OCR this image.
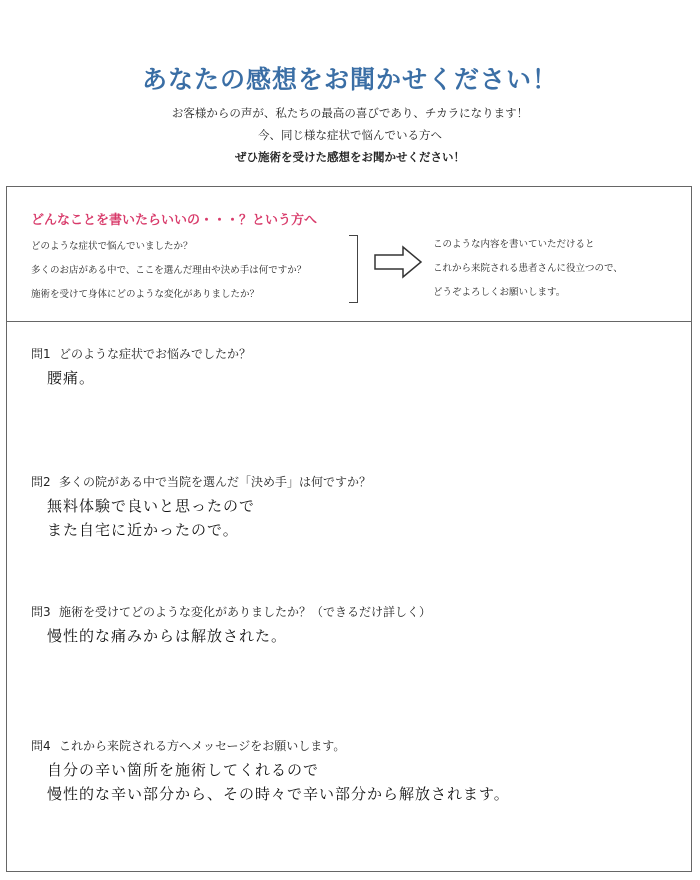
あなたの感想をお聞かせください！
お客様からの声が、私たちの最高の喜びであり、チカラになります！
今、同じ様な症状で悩んでいる方へ
ぜひ施術を受けた感想をお聞かせください！
どんなことを書いたらいいの・・・？という方へ
どのような症状で悩んでいましたか？
多くのお店がある中で、ここを選んだ理由や決め手は何ですか？
施術を受けて身体にどのような変化がありましたか？
このような内容を書いていただけると
これから来院される患者さんに役立つので、
どうぞよろしくお願いします。
問1 どのような症状でお悩みでしたか？
腰痛。
問2 多くの院がある中で当院を選んだ「決め手」は何ですか？
無料体験で良いと思ったので
また自宅に近かったので。
問3 施術を受けてどのような変化がありましたか？（できるだけ詳しく）
慢性的な痛みからは解放された。
問4 これから来院される方へメッセージをお願いします。
自分の辛い箇所を施術してくれるので
慢性的な辛い部分から、その時々で辛い部分から解放されます。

WHAT YOU ARE ASKED TO DO —
All the lines above are to be reproduced exactly, except the pictures.

CORRECT OUTPUT —
OCR this image.
あなたの感想をお聞かせください！
お客様からの声が、私たちの最高の喜びであり、チカラになります！
今、同じ様な症状で悩んでいる方へ
ぜひ施術を受けた感想をお聞かせください！
どんなことを書いたらいいの・・・？という方へ
どのような症状で悩んでいましたか？
多くのお店がある中で、ここを選んだ理由や決め手は何ですか？
施術を受けて身体にどのような変化がありましたか？
このような内容を書いていただけると
これから来院される患者さんに役立つので、
どうぞよろしくお願いします。
問1 どのような症状でお悩みでしたか？
腰痛。
問2 多くの院がある中で当院を選んだ「決め手」は何ですか？
無料体験で良いと思ったので
また自宅に近かったので。
問3 施術を受けてどのような変化がありましたか？（できるだけ詳しく）
慢性的な痛みからは解放された。
問4 これから来院される方へメッセージをお願いします。
自分の辛い箇所を施術してくれるので
慢性的な辛い部分から、その時々で辛い部分から解放されます。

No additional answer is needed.